### [Provided records]
####
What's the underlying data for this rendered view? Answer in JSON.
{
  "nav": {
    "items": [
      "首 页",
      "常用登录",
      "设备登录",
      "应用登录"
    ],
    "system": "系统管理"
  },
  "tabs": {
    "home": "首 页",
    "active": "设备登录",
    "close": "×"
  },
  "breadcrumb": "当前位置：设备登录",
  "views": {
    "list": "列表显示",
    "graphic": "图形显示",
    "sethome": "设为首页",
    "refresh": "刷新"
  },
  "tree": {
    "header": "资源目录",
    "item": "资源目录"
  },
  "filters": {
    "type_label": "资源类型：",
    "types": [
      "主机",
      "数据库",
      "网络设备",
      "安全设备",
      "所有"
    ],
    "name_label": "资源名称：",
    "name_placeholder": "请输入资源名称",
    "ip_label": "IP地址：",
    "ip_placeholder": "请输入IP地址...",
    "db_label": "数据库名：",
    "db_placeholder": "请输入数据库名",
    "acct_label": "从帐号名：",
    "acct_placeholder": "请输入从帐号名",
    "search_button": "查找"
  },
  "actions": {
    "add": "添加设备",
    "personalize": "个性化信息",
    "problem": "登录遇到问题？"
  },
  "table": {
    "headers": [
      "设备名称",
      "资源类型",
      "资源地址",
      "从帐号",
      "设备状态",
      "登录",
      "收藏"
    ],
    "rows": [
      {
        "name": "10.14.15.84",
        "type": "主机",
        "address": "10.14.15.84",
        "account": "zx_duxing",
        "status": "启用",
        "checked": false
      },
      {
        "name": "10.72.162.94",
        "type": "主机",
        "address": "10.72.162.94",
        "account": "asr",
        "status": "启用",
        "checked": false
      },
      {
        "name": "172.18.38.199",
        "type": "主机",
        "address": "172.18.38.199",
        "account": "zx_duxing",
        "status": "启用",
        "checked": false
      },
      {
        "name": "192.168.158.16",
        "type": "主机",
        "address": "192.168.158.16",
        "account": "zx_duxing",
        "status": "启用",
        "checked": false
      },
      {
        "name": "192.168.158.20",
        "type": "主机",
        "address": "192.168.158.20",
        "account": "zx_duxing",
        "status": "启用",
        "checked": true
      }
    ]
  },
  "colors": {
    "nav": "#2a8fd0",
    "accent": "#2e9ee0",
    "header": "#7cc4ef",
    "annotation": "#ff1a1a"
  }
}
####
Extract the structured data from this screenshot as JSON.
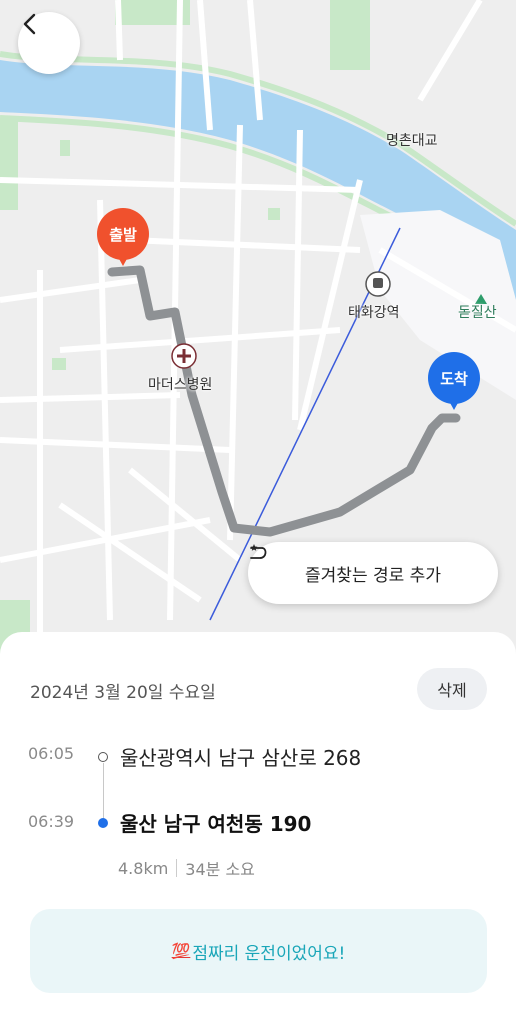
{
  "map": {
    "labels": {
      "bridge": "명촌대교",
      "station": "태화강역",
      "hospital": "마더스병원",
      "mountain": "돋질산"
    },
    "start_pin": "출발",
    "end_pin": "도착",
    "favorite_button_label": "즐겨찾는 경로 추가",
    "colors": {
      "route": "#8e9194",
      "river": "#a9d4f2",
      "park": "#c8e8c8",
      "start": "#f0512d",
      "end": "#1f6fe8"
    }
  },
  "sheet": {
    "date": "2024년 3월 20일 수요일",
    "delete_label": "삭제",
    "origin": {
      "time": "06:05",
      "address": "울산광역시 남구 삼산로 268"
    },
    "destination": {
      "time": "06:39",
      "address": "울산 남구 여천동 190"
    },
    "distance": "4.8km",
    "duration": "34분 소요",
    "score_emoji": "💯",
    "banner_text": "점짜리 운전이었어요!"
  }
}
####
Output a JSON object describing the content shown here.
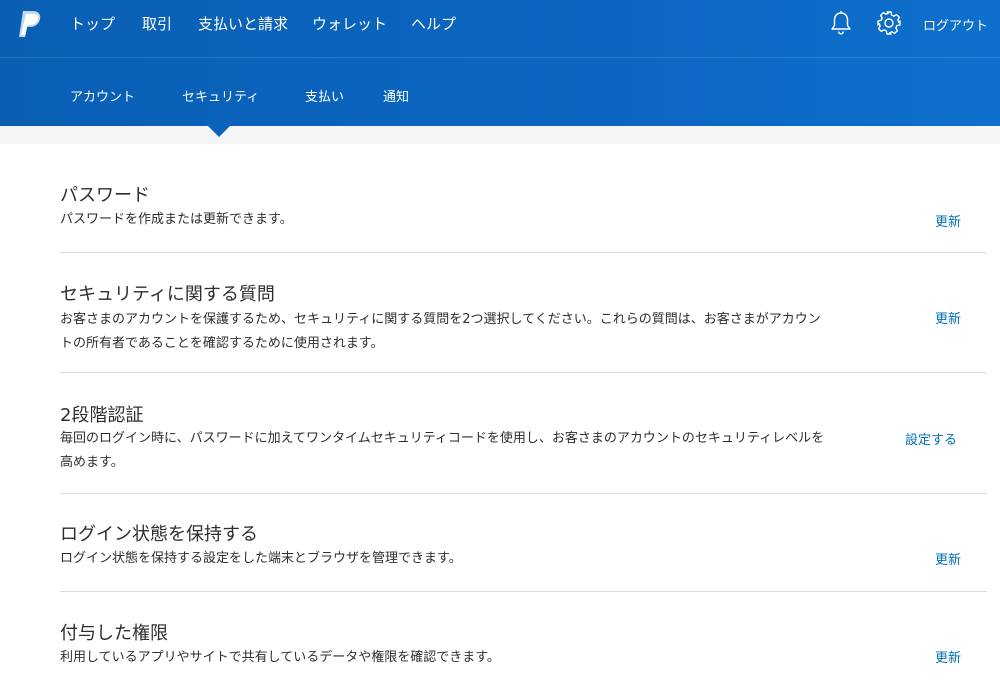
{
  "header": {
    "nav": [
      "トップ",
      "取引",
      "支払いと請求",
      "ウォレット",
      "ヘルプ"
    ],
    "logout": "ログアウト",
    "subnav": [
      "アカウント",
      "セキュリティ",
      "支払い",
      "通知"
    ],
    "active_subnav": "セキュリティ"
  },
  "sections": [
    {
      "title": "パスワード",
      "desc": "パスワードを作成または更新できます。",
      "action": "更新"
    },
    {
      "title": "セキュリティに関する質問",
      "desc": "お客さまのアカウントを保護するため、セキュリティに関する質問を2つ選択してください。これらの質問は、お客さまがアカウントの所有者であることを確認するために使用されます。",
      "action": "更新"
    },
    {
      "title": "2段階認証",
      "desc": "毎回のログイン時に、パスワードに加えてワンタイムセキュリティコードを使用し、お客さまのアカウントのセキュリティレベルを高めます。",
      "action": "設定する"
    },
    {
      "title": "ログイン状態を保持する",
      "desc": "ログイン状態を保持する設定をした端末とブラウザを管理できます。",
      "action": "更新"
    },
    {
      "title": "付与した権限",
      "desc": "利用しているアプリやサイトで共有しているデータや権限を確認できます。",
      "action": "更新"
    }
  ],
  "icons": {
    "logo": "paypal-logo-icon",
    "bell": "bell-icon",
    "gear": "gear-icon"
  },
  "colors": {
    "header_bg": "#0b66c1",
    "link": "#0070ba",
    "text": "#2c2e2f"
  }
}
####
### [Exercise objective]
Identify the lines above that contain the word "设备登录", then copy them.

### [Task answer]
      "设备登录",
    "active": "设备登录",
  "breadcrumb": "当前位置：设备登录",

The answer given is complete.